WHAT TO WORK ON
Copy each line of the records that contains the word "Digimar".
====
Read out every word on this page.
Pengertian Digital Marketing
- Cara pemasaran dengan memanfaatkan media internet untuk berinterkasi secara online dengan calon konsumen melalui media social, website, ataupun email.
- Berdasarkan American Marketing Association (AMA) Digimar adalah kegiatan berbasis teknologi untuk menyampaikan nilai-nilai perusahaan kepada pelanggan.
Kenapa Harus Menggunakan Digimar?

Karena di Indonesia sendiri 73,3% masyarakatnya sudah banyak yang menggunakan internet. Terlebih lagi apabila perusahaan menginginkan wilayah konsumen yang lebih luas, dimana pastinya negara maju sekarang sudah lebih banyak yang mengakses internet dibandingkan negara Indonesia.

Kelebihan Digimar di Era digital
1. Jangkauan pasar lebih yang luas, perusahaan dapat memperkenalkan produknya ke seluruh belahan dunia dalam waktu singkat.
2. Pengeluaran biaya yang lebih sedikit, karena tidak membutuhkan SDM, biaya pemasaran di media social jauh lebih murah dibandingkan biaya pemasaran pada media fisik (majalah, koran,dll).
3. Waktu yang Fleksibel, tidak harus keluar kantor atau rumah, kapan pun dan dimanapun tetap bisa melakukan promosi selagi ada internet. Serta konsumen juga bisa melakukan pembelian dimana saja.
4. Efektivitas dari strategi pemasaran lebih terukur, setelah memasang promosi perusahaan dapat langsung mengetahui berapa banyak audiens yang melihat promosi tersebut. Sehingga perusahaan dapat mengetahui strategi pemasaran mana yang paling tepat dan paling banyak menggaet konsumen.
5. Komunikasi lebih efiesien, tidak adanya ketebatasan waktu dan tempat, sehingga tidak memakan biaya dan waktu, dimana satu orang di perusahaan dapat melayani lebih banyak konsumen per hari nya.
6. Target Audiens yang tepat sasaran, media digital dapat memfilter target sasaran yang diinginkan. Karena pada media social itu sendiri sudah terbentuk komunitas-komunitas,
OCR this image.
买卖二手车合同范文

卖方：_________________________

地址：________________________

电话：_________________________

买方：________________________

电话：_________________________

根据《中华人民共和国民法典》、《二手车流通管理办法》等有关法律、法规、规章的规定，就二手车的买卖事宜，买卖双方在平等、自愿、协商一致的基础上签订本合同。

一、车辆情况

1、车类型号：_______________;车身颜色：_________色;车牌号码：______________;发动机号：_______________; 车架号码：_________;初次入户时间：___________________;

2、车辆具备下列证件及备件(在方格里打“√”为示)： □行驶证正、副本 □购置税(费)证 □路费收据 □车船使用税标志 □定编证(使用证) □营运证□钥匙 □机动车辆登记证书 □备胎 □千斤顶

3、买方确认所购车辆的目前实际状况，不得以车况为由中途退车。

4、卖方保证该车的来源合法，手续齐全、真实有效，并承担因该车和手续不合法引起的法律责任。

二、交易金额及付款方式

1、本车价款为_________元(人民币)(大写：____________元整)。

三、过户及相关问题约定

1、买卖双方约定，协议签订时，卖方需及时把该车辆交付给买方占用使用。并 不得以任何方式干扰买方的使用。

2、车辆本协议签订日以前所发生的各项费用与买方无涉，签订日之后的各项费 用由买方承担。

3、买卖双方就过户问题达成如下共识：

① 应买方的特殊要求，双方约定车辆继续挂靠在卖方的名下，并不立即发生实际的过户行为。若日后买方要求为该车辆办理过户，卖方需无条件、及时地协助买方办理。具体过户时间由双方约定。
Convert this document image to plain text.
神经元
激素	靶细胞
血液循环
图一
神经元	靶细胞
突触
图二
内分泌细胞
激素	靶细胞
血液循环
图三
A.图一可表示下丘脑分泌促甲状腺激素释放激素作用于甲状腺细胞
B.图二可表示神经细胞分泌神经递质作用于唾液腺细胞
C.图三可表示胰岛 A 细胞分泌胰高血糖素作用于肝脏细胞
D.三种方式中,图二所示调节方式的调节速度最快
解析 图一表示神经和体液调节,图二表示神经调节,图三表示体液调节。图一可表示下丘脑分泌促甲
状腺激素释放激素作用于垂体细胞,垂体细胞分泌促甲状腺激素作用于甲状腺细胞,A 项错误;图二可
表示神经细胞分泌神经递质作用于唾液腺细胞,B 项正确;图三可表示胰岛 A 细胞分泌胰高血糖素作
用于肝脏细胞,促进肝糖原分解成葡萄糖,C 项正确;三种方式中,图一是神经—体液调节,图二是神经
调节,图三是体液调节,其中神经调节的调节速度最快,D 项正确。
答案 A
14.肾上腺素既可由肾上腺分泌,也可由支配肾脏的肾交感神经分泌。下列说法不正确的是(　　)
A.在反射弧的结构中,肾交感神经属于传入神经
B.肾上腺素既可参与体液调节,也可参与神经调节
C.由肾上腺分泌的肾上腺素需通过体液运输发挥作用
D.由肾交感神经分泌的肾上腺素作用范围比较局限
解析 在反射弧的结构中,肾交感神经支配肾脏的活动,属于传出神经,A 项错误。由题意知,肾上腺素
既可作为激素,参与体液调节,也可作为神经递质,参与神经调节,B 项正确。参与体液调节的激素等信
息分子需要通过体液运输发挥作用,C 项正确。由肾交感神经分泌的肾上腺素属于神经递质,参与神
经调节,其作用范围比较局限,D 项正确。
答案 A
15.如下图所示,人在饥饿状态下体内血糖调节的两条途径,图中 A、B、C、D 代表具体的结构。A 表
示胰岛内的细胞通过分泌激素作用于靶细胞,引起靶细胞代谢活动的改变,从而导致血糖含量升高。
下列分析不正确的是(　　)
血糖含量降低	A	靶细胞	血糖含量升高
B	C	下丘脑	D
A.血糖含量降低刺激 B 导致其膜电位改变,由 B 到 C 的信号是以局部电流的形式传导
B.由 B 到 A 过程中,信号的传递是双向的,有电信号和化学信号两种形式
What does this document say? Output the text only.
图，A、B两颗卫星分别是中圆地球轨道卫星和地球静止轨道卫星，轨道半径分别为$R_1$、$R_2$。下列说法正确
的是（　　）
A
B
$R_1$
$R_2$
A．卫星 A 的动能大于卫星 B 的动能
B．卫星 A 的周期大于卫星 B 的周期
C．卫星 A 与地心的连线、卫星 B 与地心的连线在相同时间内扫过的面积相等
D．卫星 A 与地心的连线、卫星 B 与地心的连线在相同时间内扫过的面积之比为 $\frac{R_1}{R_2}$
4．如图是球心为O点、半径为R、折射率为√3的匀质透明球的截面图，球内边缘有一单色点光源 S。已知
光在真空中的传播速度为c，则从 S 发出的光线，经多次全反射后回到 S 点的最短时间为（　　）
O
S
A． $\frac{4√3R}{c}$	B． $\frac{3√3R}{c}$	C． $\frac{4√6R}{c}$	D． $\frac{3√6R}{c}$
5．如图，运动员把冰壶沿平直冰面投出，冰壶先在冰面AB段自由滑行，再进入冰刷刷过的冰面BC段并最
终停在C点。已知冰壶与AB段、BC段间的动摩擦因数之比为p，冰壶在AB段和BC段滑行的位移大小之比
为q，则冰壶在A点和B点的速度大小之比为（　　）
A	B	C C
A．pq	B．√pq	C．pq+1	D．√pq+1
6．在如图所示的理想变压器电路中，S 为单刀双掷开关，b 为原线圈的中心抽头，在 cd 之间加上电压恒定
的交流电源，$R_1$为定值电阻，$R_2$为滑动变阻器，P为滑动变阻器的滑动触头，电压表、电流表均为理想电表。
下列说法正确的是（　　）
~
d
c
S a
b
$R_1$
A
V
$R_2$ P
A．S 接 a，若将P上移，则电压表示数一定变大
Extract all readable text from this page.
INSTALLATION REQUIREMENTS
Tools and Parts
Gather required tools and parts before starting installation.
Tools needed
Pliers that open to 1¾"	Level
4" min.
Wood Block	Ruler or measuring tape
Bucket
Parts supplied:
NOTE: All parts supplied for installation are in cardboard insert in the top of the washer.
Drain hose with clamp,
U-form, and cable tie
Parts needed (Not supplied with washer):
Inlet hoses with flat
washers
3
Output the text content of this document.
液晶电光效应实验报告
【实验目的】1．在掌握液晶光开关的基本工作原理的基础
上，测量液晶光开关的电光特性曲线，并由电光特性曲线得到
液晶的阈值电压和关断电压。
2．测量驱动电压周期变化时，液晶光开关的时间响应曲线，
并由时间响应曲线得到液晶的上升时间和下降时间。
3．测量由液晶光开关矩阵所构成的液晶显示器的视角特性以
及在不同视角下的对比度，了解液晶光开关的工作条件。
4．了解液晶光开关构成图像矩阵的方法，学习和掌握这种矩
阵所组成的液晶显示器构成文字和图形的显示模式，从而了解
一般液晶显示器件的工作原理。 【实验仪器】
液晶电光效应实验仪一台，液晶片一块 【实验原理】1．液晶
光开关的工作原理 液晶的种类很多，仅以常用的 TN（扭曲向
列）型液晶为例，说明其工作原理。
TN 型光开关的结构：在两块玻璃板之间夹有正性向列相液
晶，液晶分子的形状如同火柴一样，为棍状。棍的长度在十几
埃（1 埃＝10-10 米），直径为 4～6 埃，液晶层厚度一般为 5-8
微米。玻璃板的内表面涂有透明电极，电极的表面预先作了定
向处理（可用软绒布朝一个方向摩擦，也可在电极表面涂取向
====
THE OUTPUT
- Berdasarkan American Marketing Association (AMA) Digimar adalah kegiatan berbasis teknologi untuk menyampaikan nilai-nilai perusahaan kepada pelanggan.
Kenapa Harus Menggunakan Digimar?
Kelebihan Digimar di Era digital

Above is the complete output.